## BEGIN
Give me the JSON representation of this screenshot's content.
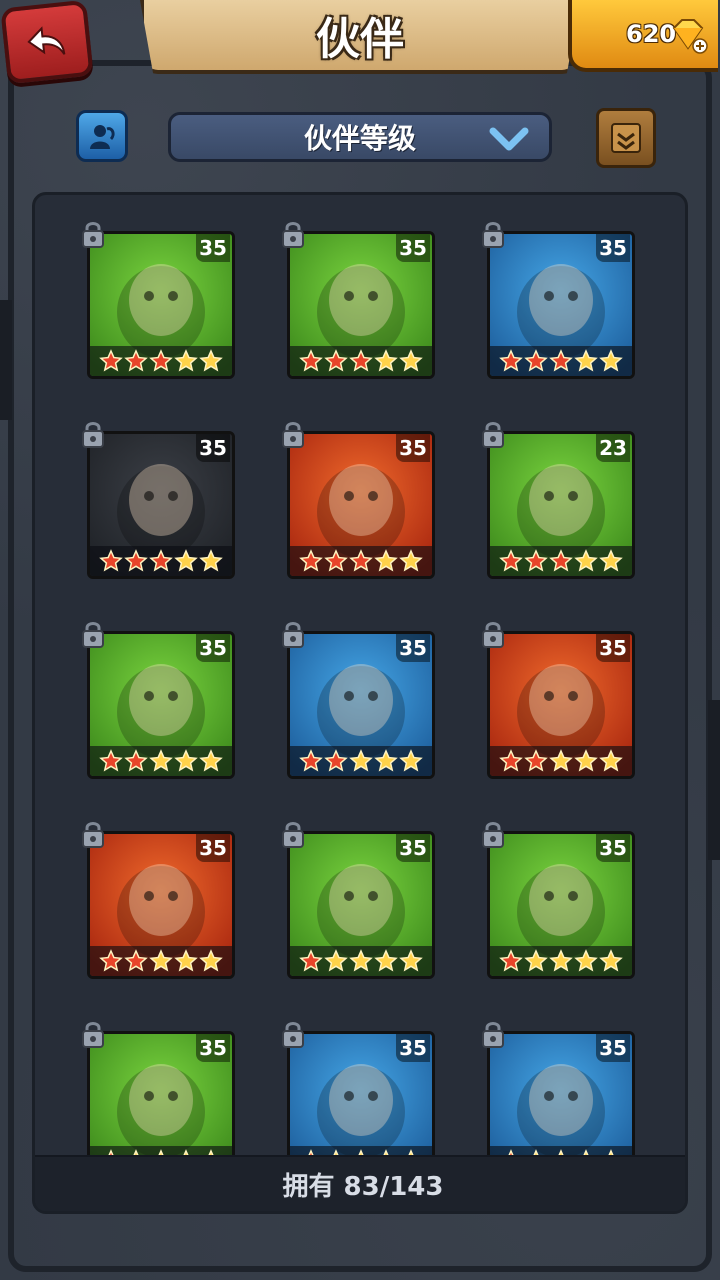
{
  "header": {
    "title": "伙伴",
    "gems": "620"
  },
  "toolbar": {
    "sort_label": "伙伴等级"
  },
  "colors": {
    "star_gold": "#ffd24a",
    "star_red": "#e8452a",
    "bg_green": "#4fb02c",
    "bg_blue": "#2f86c8",
    "bg_red": "#d9421c"
  },
  "companions": [
    {
      "level": "35",
      "stars": 5,
      "red_stars": 3,
      "bg": "green",
      "icon": "green-dino-icon"
    },
    {
      "level": "35",
      "stars": 5,
      "red_stars": 3,
      "bg": "green",
      "icon": "bandana-warrior-icon"
    },
    {
      "level": "35",
      "stars": 5,
      "red_stars": 3,
      "bg": "blue",
      "icon": "pirate-brute-icon"
    },
    {
      "level": "35",
      "stars": 5,
      "red_stars": 3,
      "bg": "dark",
      "icon": "horned-beast-icon"
    },
    {
      "level": "35",
      "stars": 5,
      "red_stars": 3,
      "bg": "red",
      "icon": "skull-huntress-icon"
    },
    {
      "level": "23",
      "stars": 5,
      "red_stars": 3,
      "bg": "green",
      "icon": "scarecrow-icon"
    },
    {
      "level": "35",
      "stars": 5,
      "red_stars": 2,
      "bg": "green",
      "icon": "ninja-girl-icon"
    },
    {
      "level": "35",
      "stars": 5,
      "red_stars": 2,
      "bg": "blue",
      "icon": "boar-warrior-icon"
    },
    {
      "level": "35",
      "stars": 5,
      "red_stars": 2,
      "bg": "red",
      "icon": "hooded-spirit-icon"
    },
    {
      "level": "35",
      "stars": 5,
      "red_stars": 2,
      "bg": "red",
      "icon": "lion-dancer-icon"
    },
    {
      "level": "35",
      "stars": 5,
      "red_stars": 1,
      "bg": "green",
      "icon": "mammoth-icon"
    },
    {
      "level": "35",
      "stars": 5,
      "red_stars": 1,
      "bg": "green",
      "icon": "white-hair-archer-icon"
    },
    {
      "level": "35",
      "stars": 5,
      "red_stars": 1,
      "bg": "green",
      "icon": "armored-turtle-icon"
    },
    {
      "level": "35",
      "stars": 5,
      "red_stars": 1,
      "bg": "blue",
      "icon": "dark-haired-woman-icon"
    },
    {
      "level": "35",
      "stars": 5,
      "red_stars": 1,
      "bg": "blue",
      "icon": "masked-mage-icon"
    }
  ],
  "footer": {
    "owned_text": "拥有 83/143"
  }
}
## END
Set problem: Repeat all of the entries word for word, but omit the pictures.

Task answer:
Give me the JSON representation of this screenshot's content.
{
  "header": {
    "title": "伙伴",
    "gems": "620"
  },
  "toolbar": {
    "sort_label": "伙伴等级"
  },
  "colors": {
    "star_gold": "#ffd24a",
    "star_red": "#e8452a",
    "bg_green": "#4fb02c",
    "bg_blue": "#2f86c8",
    "bg_red": "#d9421c"
  },
  "companions": [
    {
      "level": "35",
      "stars": 5,
      "red_stars": 3,
      "bg": "green",
      "icon": "green-dino-icon"
    },
    {
      "level": "35",
      "stars": 5,
      "red_stars": 3,
      "bg": "green",
      "icon": "bandana-warrior-icon"
    },
    {
      "level": "35",
      "stars": 5,
      "red_stars": 3,
      "bg": "blue",
      "icon": "pirate-brute-icon"
    },
    {
      "level": "35",
      "stars": 5,
      "red_stars": 3,
      "bg": "dark",
      "icon": "horned-beast-icon"
    },
    {
      "level": "35",
      "stars": 5,
      "red_stars": 3,
      "bg": "red",
      "icon": "skull-huntress-icon"
    },
    {
      "level": "23",
      "stars": 5,
      "red_stars": 3,
      "bg": "green",
      "icon": "scarecrow-icon"
    },
    {
      "level": "35",
      "stars": 5,
      "red_stars": 2,
      "bg": "green",
      "icon": "ninja-girl-icon"
    },
    {
      "level": "35",
      "stars": 5,
      "red_stars": 2,
      "bg": "blue",
      "icon": "boar-warrior-icon"
    },
    {
      "level": "35",
      "stars": 5,
      "red_stars": 2,
      "bg": "red",
      "icon": "hooded-spirit-icon"
    },
    {
      "level": "35",
      "stars": 5,
      "red_stars": 2,
      "bg": "red",
      "icon": "lion-dancer-icon"
    },
    {
      "level": "35",
      "stars": 5,
      "red_stars": 1,
      "bg": "green",
      "icon": "mammoth-icon"
    },
    {
      "level": "35",
      "stars": 5,
      "red_stars": 1,
      "bg": "green",
      "icon": "white-hair-archer-icon"
    },
    {
      "level": "35",
      "stars": 5,
      "red_stars": 1,
      "bg": "green",
      "icon": "armored-turtle-icon"
    },
    {
      "level": "35",
      "stars": 5,
      "red_stars": 1,
      "bg": "blue",
      "icon": "dark-haired-woman-icon"
    },
    {
      "level": "35",
      "stars": 5,
      "red_stars": 1,
      "bg": "blue",
      "icon": "masked-mage-icon"
    }
  ],
  "footer": {
    "owned_text": "拥有 83/143"
  }
}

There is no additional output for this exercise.